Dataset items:
* start *
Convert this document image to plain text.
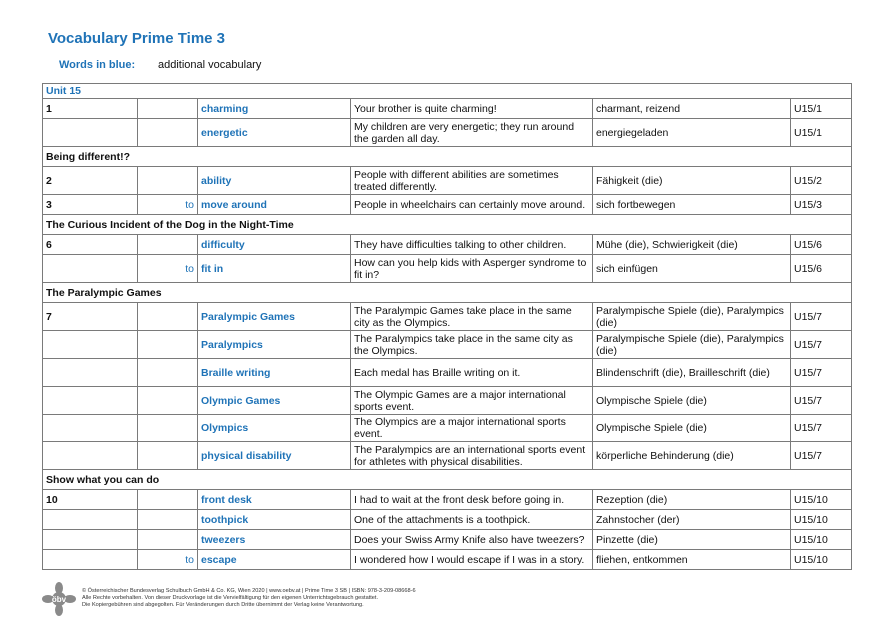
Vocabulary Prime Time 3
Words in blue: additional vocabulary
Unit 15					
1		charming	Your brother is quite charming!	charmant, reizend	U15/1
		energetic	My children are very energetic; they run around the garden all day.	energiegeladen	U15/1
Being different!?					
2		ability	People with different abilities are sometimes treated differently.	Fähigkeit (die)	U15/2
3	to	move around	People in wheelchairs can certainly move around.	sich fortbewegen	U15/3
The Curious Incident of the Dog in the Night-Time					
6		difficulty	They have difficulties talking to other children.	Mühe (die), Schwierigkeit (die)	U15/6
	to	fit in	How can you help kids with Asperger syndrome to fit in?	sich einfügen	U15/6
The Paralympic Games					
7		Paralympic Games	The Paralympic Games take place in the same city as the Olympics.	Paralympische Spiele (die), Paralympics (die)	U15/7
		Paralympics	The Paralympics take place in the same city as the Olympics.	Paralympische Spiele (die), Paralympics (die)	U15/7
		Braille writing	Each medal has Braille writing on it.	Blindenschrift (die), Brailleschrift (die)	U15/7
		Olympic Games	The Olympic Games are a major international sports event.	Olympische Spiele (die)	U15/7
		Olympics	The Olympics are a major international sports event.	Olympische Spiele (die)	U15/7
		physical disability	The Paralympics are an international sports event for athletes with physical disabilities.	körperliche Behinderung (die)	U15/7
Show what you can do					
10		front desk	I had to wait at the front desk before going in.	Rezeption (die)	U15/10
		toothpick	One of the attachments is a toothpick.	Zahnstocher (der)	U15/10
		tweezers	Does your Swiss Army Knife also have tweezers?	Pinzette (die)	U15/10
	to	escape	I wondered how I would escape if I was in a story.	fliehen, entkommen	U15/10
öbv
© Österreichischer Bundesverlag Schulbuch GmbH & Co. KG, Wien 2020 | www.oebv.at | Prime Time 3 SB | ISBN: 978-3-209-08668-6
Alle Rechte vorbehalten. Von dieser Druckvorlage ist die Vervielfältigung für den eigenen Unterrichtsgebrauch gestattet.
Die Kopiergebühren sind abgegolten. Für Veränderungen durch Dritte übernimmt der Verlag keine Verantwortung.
* end *
* start *
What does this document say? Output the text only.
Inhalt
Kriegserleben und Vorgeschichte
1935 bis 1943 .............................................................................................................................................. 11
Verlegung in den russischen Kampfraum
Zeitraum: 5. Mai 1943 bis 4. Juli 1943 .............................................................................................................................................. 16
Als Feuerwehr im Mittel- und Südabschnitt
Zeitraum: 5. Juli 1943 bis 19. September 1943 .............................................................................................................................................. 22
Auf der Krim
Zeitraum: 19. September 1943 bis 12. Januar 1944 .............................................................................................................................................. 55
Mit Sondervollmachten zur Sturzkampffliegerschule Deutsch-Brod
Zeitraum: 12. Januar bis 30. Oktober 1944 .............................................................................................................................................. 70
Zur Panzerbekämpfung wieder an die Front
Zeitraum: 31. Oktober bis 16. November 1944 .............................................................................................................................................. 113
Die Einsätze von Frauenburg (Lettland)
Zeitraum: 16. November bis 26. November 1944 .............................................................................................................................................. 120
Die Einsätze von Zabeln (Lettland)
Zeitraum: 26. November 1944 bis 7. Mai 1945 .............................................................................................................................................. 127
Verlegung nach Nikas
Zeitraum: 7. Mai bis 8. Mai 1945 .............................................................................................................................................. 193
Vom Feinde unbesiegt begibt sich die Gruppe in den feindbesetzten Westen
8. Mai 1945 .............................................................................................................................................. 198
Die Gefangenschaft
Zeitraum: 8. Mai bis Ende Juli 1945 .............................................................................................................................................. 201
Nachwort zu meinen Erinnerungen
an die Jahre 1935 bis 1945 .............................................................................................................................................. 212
* end *
# Brief:
Scan the records for the string "take". Copy each line in which it appears.

# Finished answer:
7		Paralympic Games	The Paralympic Games take place in the same city as the Olympics.	Paralympische Spiele (die), Paralympics (die)	U15/7
		Paralympics	The Paralympics take place in the same city as the Olympics.	Paralympische Spiele (die), Paralympics (die)	U15/7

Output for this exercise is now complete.